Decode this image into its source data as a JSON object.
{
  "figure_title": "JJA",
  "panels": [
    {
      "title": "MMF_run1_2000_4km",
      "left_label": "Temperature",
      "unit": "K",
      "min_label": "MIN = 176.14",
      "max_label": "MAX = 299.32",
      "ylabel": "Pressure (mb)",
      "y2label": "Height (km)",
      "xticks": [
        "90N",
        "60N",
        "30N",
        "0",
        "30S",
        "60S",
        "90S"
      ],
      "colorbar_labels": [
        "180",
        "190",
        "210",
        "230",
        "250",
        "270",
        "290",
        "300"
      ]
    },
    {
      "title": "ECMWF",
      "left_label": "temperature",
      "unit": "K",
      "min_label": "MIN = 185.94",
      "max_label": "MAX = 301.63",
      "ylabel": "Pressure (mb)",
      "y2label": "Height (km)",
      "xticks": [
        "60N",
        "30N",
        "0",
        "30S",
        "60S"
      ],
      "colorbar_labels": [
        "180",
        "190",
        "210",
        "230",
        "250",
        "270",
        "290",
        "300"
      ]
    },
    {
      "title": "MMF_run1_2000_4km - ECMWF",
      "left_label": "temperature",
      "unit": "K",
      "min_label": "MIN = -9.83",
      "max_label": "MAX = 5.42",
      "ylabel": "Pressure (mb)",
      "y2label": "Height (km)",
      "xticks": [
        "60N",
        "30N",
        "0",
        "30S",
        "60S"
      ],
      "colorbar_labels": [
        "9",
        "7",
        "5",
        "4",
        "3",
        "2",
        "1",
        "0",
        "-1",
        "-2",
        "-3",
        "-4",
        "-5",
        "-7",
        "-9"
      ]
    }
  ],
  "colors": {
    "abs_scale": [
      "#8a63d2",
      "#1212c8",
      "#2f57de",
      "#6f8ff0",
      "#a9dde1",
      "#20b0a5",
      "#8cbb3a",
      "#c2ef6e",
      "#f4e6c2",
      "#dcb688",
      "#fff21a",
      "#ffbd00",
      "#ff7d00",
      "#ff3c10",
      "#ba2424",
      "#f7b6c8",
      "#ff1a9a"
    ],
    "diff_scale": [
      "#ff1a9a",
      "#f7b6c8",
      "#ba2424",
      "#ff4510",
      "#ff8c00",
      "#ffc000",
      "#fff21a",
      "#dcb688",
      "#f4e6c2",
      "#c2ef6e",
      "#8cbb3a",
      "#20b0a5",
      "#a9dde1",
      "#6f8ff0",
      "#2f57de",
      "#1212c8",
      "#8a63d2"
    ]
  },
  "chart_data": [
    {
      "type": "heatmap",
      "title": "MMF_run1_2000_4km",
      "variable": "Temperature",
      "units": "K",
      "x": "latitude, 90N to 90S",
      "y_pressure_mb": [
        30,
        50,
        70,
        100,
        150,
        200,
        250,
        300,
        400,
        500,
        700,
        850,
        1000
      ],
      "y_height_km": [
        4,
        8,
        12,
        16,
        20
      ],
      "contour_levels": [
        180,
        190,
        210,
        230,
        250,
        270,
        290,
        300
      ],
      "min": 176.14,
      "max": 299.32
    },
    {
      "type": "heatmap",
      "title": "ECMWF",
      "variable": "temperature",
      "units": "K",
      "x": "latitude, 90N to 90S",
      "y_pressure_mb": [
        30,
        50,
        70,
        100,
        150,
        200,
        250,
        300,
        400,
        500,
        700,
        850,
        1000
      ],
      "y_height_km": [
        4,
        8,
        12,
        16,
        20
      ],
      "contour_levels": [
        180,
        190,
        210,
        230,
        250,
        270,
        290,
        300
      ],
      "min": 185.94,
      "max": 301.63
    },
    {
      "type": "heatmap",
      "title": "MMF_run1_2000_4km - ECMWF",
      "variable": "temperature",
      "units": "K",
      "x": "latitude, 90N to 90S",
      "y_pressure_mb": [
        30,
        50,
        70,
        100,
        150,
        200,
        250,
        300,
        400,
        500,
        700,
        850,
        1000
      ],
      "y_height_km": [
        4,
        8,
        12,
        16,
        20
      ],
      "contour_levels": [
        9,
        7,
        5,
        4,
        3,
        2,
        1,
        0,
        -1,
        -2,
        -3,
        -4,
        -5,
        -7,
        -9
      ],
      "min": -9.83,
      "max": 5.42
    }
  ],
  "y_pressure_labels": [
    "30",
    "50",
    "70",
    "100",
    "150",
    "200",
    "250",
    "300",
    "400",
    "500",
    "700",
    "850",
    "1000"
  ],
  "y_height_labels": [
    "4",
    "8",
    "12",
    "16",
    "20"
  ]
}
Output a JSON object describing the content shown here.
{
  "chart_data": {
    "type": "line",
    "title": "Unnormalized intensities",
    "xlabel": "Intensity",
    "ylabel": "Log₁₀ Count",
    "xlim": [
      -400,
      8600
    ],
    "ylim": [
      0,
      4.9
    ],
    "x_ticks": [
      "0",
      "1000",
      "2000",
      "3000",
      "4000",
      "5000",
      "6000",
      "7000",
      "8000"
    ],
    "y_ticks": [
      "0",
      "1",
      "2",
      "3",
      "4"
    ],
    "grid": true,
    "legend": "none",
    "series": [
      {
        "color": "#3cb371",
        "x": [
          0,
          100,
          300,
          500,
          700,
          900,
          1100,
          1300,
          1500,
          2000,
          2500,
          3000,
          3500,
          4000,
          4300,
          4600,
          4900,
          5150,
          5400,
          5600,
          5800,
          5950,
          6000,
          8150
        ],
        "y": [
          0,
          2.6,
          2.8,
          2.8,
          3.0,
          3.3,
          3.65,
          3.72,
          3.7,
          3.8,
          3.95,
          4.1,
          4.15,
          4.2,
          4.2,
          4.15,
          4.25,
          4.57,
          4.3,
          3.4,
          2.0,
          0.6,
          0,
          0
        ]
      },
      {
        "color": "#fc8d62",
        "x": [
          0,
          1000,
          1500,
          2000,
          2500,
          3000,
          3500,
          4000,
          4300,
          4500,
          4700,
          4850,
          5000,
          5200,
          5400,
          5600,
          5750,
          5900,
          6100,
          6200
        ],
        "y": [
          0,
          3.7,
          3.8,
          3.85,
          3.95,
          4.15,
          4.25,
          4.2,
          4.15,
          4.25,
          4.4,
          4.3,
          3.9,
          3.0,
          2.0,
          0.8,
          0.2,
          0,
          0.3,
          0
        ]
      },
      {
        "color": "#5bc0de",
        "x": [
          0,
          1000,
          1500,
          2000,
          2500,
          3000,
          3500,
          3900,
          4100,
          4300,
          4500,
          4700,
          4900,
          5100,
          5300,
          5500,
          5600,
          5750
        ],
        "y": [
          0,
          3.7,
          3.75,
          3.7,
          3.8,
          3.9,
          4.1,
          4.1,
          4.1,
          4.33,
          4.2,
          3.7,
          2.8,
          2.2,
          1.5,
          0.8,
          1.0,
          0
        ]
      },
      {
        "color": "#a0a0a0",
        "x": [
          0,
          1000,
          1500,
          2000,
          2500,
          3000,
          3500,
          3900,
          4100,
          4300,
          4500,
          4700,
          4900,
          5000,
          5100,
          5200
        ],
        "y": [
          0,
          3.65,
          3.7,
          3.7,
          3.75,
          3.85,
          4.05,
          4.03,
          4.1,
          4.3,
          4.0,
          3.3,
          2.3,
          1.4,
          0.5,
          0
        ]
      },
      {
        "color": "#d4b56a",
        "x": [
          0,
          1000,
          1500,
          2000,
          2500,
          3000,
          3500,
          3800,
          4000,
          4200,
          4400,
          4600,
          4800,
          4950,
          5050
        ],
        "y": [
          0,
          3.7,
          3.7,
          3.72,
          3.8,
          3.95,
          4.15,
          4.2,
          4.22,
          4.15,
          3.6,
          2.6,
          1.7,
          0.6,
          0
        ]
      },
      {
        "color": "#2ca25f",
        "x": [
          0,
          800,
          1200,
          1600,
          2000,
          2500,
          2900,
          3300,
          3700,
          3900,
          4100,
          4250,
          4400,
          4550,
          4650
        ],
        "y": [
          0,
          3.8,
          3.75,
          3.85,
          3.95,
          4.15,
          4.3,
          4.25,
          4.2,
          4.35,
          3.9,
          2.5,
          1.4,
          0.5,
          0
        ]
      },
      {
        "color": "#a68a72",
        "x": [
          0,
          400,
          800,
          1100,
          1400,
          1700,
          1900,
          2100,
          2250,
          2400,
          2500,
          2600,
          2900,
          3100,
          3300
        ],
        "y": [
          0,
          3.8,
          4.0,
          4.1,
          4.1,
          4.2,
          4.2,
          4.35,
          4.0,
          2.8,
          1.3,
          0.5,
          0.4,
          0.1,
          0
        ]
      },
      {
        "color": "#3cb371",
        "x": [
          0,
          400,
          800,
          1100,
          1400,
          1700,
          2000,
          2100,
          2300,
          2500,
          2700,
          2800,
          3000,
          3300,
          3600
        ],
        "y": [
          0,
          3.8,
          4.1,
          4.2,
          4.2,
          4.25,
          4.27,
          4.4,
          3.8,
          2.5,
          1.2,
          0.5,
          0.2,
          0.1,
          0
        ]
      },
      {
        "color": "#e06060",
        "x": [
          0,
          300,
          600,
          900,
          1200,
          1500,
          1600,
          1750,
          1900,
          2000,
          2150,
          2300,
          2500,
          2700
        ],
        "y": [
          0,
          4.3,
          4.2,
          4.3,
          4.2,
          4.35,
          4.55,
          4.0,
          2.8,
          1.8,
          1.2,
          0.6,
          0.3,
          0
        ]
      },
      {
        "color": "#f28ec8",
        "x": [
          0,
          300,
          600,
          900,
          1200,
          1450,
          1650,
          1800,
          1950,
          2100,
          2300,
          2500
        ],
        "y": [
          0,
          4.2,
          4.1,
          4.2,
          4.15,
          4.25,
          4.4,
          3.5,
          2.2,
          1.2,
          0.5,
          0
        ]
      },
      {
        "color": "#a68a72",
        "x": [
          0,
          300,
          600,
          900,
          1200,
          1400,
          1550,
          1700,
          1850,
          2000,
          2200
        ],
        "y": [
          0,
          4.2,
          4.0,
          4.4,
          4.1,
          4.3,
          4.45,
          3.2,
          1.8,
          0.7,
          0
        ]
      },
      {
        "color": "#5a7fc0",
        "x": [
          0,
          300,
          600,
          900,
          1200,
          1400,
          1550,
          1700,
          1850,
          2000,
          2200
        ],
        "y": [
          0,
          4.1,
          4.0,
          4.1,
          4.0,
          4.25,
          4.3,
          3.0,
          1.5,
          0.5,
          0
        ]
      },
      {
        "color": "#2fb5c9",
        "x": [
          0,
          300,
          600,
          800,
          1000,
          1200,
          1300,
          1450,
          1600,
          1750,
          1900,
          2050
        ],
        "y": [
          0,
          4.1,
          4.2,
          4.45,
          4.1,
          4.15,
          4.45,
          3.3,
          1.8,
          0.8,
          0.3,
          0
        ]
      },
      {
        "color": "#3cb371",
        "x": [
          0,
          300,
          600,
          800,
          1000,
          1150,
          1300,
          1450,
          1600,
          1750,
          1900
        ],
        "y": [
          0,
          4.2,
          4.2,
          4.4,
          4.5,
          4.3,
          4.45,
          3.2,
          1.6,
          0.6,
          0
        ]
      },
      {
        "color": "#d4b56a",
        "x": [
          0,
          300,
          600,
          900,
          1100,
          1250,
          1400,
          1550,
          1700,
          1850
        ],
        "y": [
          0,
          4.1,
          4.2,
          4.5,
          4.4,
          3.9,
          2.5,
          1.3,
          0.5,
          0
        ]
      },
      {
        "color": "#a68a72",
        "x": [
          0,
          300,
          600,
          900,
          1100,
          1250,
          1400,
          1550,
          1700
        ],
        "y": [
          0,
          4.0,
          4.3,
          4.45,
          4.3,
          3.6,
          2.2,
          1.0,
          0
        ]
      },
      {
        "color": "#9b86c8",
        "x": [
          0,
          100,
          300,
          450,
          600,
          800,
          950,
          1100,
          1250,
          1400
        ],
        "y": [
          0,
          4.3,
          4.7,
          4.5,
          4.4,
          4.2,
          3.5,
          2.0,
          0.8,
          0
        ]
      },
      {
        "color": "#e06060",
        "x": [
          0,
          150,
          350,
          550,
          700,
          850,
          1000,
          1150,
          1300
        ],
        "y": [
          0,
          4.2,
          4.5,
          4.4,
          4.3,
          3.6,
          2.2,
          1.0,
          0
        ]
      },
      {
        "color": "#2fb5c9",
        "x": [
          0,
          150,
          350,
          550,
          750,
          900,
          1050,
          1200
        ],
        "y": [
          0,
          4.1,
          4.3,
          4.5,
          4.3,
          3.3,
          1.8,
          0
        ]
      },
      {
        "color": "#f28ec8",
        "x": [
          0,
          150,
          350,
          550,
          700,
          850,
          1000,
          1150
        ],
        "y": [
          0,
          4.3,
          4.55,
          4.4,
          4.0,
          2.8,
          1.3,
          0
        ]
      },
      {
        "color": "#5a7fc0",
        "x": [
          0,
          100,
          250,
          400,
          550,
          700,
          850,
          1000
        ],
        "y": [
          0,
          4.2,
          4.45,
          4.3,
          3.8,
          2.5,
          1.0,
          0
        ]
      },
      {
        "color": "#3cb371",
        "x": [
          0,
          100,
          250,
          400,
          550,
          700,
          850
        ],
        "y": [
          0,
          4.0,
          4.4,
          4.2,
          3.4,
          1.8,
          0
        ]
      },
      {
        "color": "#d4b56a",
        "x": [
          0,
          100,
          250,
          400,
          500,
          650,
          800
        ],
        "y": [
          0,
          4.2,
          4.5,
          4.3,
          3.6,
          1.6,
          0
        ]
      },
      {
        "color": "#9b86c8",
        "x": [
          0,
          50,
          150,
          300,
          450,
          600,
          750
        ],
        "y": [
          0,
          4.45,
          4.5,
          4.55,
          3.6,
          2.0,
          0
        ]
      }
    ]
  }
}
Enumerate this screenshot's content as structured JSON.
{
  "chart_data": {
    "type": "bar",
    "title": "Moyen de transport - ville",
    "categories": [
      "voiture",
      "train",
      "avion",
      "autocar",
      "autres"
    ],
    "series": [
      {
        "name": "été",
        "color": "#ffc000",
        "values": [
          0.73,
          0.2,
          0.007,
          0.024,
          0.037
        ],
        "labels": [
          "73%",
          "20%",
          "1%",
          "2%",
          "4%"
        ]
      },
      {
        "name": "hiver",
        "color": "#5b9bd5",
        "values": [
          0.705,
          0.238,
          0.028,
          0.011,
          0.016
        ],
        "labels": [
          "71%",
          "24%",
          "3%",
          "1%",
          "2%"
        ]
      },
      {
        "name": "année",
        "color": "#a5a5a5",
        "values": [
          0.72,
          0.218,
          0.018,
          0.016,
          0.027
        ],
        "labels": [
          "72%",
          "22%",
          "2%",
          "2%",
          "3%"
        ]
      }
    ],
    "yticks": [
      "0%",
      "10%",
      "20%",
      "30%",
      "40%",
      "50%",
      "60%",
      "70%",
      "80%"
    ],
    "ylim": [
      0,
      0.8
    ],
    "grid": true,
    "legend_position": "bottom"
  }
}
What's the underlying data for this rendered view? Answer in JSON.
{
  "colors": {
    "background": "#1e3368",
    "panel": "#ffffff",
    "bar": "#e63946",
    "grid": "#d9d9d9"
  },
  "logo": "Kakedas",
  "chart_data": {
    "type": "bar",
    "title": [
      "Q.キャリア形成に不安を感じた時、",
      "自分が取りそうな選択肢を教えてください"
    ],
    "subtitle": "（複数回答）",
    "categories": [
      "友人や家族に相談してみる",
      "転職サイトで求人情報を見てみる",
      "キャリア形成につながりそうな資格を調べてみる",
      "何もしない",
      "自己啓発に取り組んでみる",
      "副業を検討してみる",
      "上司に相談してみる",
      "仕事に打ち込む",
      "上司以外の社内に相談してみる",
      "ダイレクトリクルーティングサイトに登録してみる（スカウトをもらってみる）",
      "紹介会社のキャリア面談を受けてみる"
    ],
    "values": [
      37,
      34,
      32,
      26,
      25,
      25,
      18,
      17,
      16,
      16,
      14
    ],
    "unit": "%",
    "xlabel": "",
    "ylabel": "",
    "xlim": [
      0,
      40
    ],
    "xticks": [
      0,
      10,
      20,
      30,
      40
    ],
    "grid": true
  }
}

::::::

Requirements: The word "grid" may appear on some lines. Report how many lines hold it, giving the number alone.

Task answer: 4